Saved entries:
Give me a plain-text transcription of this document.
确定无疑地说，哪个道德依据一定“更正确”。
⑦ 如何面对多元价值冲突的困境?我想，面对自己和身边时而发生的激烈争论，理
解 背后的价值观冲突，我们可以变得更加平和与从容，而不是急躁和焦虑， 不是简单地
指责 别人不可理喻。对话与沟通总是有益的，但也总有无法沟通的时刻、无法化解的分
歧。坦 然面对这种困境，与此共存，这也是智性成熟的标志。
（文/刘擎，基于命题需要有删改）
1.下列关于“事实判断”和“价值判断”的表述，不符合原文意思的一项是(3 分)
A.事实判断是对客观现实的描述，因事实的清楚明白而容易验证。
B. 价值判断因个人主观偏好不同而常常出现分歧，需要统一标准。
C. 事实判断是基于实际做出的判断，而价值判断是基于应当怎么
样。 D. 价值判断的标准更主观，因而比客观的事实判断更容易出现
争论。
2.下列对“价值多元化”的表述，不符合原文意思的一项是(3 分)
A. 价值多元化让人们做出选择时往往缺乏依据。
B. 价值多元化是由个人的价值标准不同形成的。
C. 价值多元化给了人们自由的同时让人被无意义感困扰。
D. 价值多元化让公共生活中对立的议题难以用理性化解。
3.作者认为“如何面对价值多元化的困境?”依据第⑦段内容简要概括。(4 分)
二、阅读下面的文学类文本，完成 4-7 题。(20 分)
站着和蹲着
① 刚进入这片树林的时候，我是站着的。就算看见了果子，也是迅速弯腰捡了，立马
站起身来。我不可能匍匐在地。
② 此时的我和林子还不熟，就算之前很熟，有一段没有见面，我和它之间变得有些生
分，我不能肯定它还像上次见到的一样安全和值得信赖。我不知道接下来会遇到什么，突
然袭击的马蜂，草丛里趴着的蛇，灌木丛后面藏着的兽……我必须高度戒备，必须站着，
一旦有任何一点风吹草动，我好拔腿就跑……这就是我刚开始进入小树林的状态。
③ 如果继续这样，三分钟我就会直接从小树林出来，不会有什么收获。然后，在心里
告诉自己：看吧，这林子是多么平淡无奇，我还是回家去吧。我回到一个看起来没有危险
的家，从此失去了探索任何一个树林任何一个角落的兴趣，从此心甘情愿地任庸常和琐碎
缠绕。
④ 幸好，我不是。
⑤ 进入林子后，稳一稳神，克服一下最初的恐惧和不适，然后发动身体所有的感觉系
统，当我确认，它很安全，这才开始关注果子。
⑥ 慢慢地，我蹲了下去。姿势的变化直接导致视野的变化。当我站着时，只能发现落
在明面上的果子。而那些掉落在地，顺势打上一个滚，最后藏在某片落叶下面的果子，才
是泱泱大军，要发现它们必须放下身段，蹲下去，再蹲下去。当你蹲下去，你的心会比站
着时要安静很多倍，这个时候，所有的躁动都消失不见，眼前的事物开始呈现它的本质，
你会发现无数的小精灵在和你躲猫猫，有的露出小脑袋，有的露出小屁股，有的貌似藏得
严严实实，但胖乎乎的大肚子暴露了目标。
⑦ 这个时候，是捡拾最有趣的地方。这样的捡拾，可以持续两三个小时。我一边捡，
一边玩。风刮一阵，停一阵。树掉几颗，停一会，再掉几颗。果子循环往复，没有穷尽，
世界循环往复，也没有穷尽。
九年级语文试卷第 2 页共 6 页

PROBLEM TO WORK ON: Write out the full listing exactly as given.

THE SOLUTION:
Give me a plain-text transcription of this document.
确定无疑地说，哪个道德依据一定“更正确”。
⑦ 如何面对多元价值冲突的困境?我想，面对自己和身边时而发生的激烈争论，理
解 背后的价值观冲突，我们可以变得更加平和与从容，而不是急躁和焦虑， 不是简单地
指责 别人不可理喻。对话与沟通总是有益的，但也总有无法沟通的时刻、无法化解的分
歧。坦 然面对这种困境，与此共存，这也是智性成熟的标志。
（文/刘擎，基于命题需要有删改）
1.下列关于“事实判断”和“价值判断”的表述，不符合原文意思的一项是(3 分)
A.事实判断是对客观现实的描述，因事实的清楚明白而容易验证。
B. 价值判断因个人主观偏好不同而常常出现分歧，需要统一标准。
C. 事实判断是基于实际做出的判断，而价值判断是基于应当怎么
样。 D. 价值判断的标准更主观，因而比客观的事实判断更容易出现
争论。
2.下列对“价值多元化”的表述，不符合原文意思的一项是(3 分)
A. 价值多元化让人们做出选择时往往缺乏依据。
B. 价值多元化是由个人的价值标准不同形成的。
C. 价值多元化给了人们自由的同时让人被无意义感困扰。
D. 价值多元化让公共生活中对立的议题难以用理性化解。
3.作者认为“如何面对价值多元化的困境?”依据第⑦段内容简要概括。(4 分)
二、阅读下面的文学类文本，完成 4-7 题。(20 分)
站着和蹲着
① 刚进入这片树林的时候，我是站着的。就算看见了果子，也是迅速弯腰捡了，立马
站起身来。我不可能匍匐在地。
② 此时的我和林子还不熟，就算之前很熟，有一段没有见面，我和它之间变得有些生
分，我不能肯定它还像上次见到的一样安全和值得信赖。我不知道接下来会遇到什么，突
然袭击的马蜂，草丛里趴着的蛇，灌木丛后面藏着的兽……我必须高度戒备，必须站着，
一旦有任何一点风吹草动，我好拔腿就跑……这就是我刚开始进入小树林的状态。
③ 如果继续这样，三分钟我就会直接从小树林出来，不会有什么收获。然后，在心里
告诉自己：看吧，这林子是多么平淡无奇，我还是回家去吧。我回到一个看起来没有危险
的家，从此失去了探索任何一个树林任何一个角落的兴趣，从此心甘情愿地任庸常和琐碎
缠绕。
④ 幸好，我不是。
⑤ 进入林子后，稳一稳神，克服一下最初的恐惧和不适，然后发动身体所有的感觉系
统，当我确认，它很安全，这才开始关注果子。
⑥ 慢慢地，我蹲了下去。姿势的变化直接导致视野的变化。当我站着时，只能发现落
在明面上的果子。而那些掉落在地，顺势打上一个滚，最后藏在某片落叶下面的果子，才
是泱泱大军，要发现它们必须放下身段，蹲下去，再蹲下去。当你蹲下去，你的心会比站
着时要安静很多倍，这个时候，所有的躁动都消失不见，眼前的事物开始呈现它的本质，
你会发现无数的小精灵在和你躲猫猫，有的露出小脑袋，有的露出小屁股，有的貌似藏得
严严实实，但胖乎乎的大肚子暴露了目标。
⑦ 这个时候，是捡拾最有趣的地方。这样的捡拾，可以持续两三个小时。我一边捡，
一边玩。风刮一阵，停一阵。树掉几颗，停一会，再掉几颗。果子循环往复，没有穷尽，
世界循环往复，也没有穷尽。
九年级语文试卷第 2 页共 6 页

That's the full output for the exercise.